- _Written instruction_: Entries follow. Set all of them down as they stand.

- _Items_:
START

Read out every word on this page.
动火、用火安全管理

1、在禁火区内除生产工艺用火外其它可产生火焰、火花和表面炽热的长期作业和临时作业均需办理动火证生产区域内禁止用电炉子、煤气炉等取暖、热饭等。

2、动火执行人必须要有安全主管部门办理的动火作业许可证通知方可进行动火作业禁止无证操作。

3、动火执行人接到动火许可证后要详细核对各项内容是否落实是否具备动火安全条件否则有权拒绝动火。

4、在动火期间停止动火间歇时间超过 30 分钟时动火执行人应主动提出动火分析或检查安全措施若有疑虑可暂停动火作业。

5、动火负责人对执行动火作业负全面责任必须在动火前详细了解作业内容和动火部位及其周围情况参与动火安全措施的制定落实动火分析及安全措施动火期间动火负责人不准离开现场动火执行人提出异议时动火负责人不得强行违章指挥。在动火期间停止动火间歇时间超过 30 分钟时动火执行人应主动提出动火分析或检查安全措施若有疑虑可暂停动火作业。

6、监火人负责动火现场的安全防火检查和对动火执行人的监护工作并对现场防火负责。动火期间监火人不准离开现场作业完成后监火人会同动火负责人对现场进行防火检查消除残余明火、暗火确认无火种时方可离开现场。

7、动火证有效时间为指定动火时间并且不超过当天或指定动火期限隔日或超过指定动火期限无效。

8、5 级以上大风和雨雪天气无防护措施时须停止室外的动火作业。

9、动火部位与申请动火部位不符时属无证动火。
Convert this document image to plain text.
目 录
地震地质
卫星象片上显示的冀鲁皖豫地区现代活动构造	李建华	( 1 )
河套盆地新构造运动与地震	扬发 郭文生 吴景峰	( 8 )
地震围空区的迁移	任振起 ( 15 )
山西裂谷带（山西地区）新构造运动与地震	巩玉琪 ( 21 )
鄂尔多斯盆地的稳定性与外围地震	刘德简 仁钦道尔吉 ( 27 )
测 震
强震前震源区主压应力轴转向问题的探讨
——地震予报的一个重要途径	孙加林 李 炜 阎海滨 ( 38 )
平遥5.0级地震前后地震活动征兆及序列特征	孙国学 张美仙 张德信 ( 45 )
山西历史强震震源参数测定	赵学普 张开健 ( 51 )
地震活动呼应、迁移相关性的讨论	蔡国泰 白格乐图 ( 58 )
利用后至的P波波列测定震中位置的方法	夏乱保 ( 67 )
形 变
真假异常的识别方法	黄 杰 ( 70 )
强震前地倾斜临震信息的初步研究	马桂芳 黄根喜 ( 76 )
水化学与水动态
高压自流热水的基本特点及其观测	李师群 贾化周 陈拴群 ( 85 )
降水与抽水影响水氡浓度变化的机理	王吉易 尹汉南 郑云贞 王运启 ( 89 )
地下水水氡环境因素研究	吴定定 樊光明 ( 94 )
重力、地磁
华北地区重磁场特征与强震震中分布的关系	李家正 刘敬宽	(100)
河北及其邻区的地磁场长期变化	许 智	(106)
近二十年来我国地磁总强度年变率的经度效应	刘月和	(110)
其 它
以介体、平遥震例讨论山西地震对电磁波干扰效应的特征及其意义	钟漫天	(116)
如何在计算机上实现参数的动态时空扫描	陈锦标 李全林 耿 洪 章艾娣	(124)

END

- _Solution_:
Read out every word on this page.
动火、用火安全管理

1、在禁火区内除生产工艺用火外其它可产生火焰、火花和表面炽热的长期作业和临时作业均需办理动火证生产区域内禁止用电炉子、煤气炉等取暖、热饭等。

2、动火执行人必须要有安全主管部门办理的动火作业许可证通知方可进行动火作业禁止无证操作。

3、动火执行人接到动火许可证后要详细核对各项内容是否落实是否具备动火安全条件否则有权拒绝动火。

4、在动火期间停止动火间歇时间超过 30 分钟时动火执行人应主动提出动火分析或检查安全措施若有疑虑可暂停动火作业。

5、动火负责人对执行动火作业负全面责任必须在动火前详细了解作业内容和动火部位及其周围情况参与动火安全措施的制定落实动火分析及安全措施动火期间动火负责人不准离开现场动火执行人提出异议时动火负责人不得强行违章指挥。在动火期间停止动火间歇时间超过 30 分钟时动火执行人应主动提出动火分析或检查安全措施若有疑虑可暂停动火作业。

6、监火人负责动火现场的安全防火检查和对动火执行人的监护工作并对现场防火负责。动火期间监火人不准离开现场作业完成后监火人会同动火负责人对现场进行防火检查消除残余明火、暗火确认无火种时方可离开现场。

7、动火证有效时间为指定动火时间并且不超过当天或指定动火期限隔日或超过指定动火期限无效。

8、5 级以上大风和雨雪天气无防护措施时须停止室外的动火作业。

9、动火部位与申请动火部位不符时属无证动火。
Convert this document image to plain text.
目 录
地震地质
卫星象片上显示的冀鲁皖豫地区现代活动构造	李建华	( 1 )
河套盆地新构造运动与地震	扬发 郭文生 吴景峰	( 8 )
地震围空区的迁移	任振起 ( 15 )
山西裂谷带（山西地区）新构造运动与地震	巩玉琪 ( 21 )
鄂尔多斯盆地的稳定性与外围地震	刘德简 仁钦道尔吉 ( 27 )
测 震
强震前震源区主压应力轴转向问题的探讨
——地震予报的一个重要途径	孙加林 李 炜 阎海滨 ( 38 )
平遥5.0级地震前后地震活动征兆及序列特征	孙国学 张美仙 张德信 ( 45 )
山西历史强震震源参数测定	赵学普 张开健 ( 51 )
地震活动呼应、迁移相关性的讨论	蔡国泰 白格乐图 ( 58 )
利用后至的P波波列测定震中位置的方法	夏乱保 ( 67 )
形 变
真假异常的识别方法	黄 杰 ( 70 )
强震前地倾斜临震信息的初步研究	马桂芳 黄根喜 ( 76 )
水化学与水动态
高压自流热水的基本特点及其观测	李师群 贾化周 陈拴群 ( 85 )
降水与抽水影响水氡浓度变化的机理	王吉易 尹汉南 郑云贞 王运启 ( 89 )
地下水水氡环境因素研究	吴定定 樊光明 ( 94 )
重力、地磁
华北地区重磁场特征与强震震中分布的关系	李家正 刘敬宽	(100)
河北及其邻区的地磁场长期变化	许 智	(106)
近二十年来我国地磁总强度年变率的经度效应	刘月和	(110)
其 它
以介体、平遥震例讨论山西地震对电磁波干扰效应的特征及其意义	钟漫天	(116)
如何在计算机上实现参数的动态时空扫描	陈锦标 李全林 耿 洪 章艾娣	(124)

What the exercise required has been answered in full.